■ What you have to do: Copy out each line containing "экономике" from the entries below.

'''

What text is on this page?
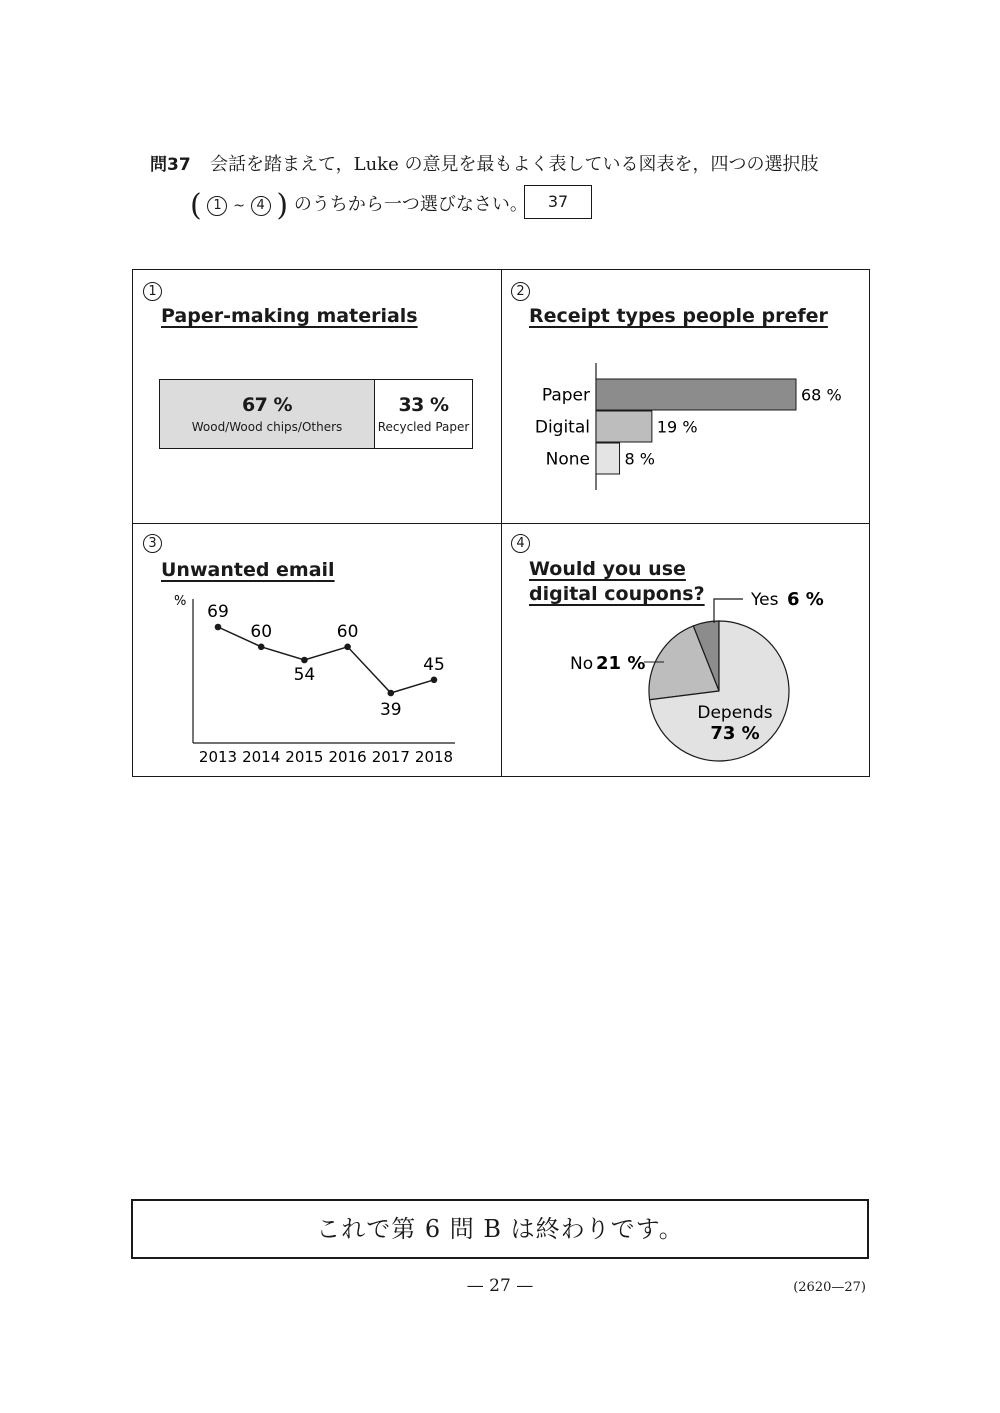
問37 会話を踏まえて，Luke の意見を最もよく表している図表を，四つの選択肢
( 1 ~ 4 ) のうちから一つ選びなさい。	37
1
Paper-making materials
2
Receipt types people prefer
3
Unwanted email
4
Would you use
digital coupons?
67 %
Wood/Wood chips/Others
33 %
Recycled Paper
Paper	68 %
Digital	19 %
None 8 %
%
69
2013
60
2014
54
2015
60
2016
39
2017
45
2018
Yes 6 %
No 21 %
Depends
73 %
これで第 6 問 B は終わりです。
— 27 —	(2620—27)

'''
'''

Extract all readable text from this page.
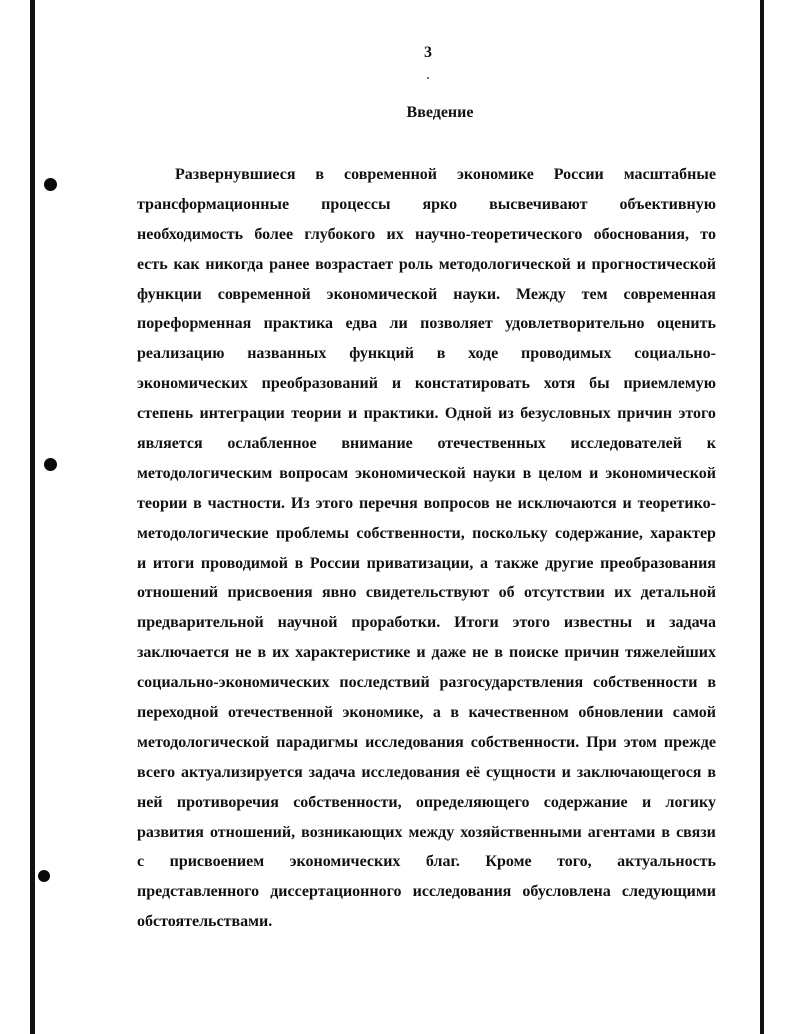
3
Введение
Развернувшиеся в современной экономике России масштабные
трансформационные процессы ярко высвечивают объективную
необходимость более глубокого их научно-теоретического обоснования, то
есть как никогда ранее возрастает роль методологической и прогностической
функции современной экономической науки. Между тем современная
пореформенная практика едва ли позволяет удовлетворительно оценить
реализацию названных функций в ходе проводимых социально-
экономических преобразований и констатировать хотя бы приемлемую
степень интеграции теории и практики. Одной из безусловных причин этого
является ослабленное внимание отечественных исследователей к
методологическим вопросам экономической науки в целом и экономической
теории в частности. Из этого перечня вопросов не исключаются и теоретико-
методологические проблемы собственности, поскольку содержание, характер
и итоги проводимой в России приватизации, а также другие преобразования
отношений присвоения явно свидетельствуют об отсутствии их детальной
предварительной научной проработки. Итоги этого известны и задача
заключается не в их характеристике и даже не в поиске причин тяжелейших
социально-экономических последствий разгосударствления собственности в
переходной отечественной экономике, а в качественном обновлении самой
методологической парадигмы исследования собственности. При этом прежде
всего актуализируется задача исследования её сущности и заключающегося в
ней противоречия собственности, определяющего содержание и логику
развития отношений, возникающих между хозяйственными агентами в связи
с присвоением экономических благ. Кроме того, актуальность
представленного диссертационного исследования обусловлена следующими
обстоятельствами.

'''

■ Solution below:
Развернувшиеся в современной экономике России масштабные
переходной отечественной экономике, а в качественном обновлении самой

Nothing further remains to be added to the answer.